● Aim
Reproduce the following records word for word.

● Input rows
— start —

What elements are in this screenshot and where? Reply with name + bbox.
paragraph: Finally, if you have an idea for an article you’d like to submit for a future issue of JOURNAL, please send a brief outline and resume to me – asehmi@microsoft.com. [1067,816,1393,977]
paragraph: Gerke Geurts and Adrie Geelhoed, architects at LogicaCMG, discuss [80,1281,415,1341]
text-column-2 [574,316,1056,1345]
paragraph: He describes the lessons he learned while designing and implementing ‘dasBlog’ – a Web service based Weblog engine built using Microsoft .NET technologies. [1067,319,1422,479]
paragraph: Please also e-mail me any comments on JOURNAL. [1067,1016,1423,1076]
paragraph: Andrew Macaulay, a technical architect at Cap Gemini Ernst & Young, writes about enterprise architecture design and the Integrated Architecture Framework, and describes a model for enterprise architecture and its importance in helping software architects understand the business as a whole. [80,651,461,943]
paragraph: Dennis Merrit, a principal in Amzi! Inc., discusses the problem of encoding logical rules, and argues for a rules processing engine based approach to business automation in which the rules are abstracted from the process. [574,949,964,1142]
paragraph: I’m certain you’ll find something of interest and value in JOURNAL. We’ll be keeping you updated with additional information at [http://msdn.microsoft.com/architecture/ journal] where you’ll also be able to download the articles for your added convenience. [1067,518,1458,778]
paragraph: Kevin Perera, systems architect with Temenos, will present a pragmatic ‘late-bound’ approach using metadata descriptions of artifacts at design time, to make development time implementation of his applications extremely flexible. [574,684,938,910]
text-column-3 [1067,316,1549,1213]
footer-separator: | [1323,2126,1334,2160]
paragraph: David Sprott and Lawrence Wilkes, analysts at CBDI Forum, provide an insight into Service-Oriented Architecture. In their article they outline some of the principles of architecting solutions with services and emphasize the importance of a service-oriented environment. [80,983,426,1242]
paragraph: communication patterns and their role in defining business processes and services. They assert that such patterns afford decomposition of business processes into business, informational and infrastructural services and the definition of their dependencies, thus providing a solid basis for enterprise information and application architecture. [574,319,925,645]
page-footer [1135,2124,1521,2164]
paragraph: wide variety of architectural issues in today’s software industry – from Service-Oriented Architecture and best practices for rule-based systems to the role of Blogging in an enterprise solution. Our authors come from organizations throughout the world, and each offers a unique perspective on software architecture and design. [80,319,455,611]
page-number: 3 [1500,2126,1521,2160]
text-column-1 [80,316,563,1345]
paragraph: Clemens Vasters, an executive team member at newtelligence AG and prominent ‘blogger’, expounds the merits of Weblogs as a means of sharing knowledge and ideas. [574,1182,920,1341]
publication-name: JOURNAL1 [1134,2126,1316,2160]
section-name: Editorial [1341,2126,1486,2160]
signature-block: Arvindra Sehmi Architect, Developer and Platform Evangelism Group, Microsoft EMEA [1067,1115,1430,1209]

— end —

● The solution
What elements are in this screenshot and where? Reply with name + bbox.
paragraph: Finally, if you have an idea for an article you’d like to submit for a future issue of JOURNAL, please send a brief outline and resume to me – asehmi@microsoft.com. [1067,816,1393,977]
paragraph: Gerke Geurts and Adrie Geelhoed, architects at LogicaCMG, discuss [80,1281,415,1341]
text-column-2 [574,316,1056,1345]
paragraph: He describes the lessons he learned while designing and implementing ‘dasBlog’ – a Web service based Weblog engine built using Microsoft .NET technologies. [1067,319,1422,479]
paragraph: Please also e-mail me any comments on JOURNAL. [1067,1016,1423,1076]
paragraph: Andrew Macaulay, a technical architect at Cap Gemini Ernst & Young, writes about enterprise architecture design and the Integrated Architecture Framework, and describes a model for enterprise architecture and its importance in helping software architects understand the business as a whole. [80,651,461,943]
paragraph: Dennis Merrit, a principal in Amzi! Inc., discusses the problem of encoding logical rules, and argues for a rules processing engine based approach to business automation in which the rules are abstracted from the process. [574,949,964,1142]
paragraph: I’m certain you’ll find something of interest and value in JOURNAL. We’ll be keeping you updated with additional information at [http://msdn.microsoft.com/architecture/ journal] where you’ll also be able to download the articles for your added convenience. [1067,518,1458,778]
paragraph: Kevin Perera, systems architect with Temenos, will present a pragmatic ‘late-bound’ approach using metadata descriptions of artifacts at design time, to make development time implementation of his applications extremely flexible. [574,684,938,910]
text-column-3 [1067,316,1549,1213]
footer-separator: | [1323,2126,1334,2160]
paragraph: David Sprott and Lawrence Wilkes, analysts at CBDI Forum, provide an insight into Service-Oriented Architecture. In their article they outline some of the principles of architecting solutions with services and emphasize the importance of a service-oriented environment. [80,983,426,1242]
paragraph: communication patterns and their role in defining business processes and services. They assert that such patterns afford decomposition of business processes into business, informational and infrastructural services and the definition of their dependencies, thus providing a solid basis for enterprise information and application architecture. [574,319,925,645]
page-footer [1135,2124,1521,2164]
paragraph: wide variety of architectural issues in today’s software industry – from Service-Oriented Architecture and best practices for rule-based systems to the role of Blogging in an enterprise solution. Our authors come from organizations throughout the world, and each offers a unique perspective on software architecture and design. [80,319,455,611]
page-number: 3 [1500,2126,1521,2160]
text-column-1 [80,316,563,1345]
paragraph: Clemens Vasters, an executive team member at newtelligence AG and prominent ‘blogger’, expounds the merits of Weblogs as a means of sharing knowledge and ideas. [574,1182,920,1341]
publication-name: JOURNAL1 [1134,2126,1316,2160]
section-name: Editorial [1341,2126,1486,2160]
signature-block: Arvindra Sehmi Architect, Developer and Platform Evangelism Group, Microsoft EMEA [1067,1115,1430,1209]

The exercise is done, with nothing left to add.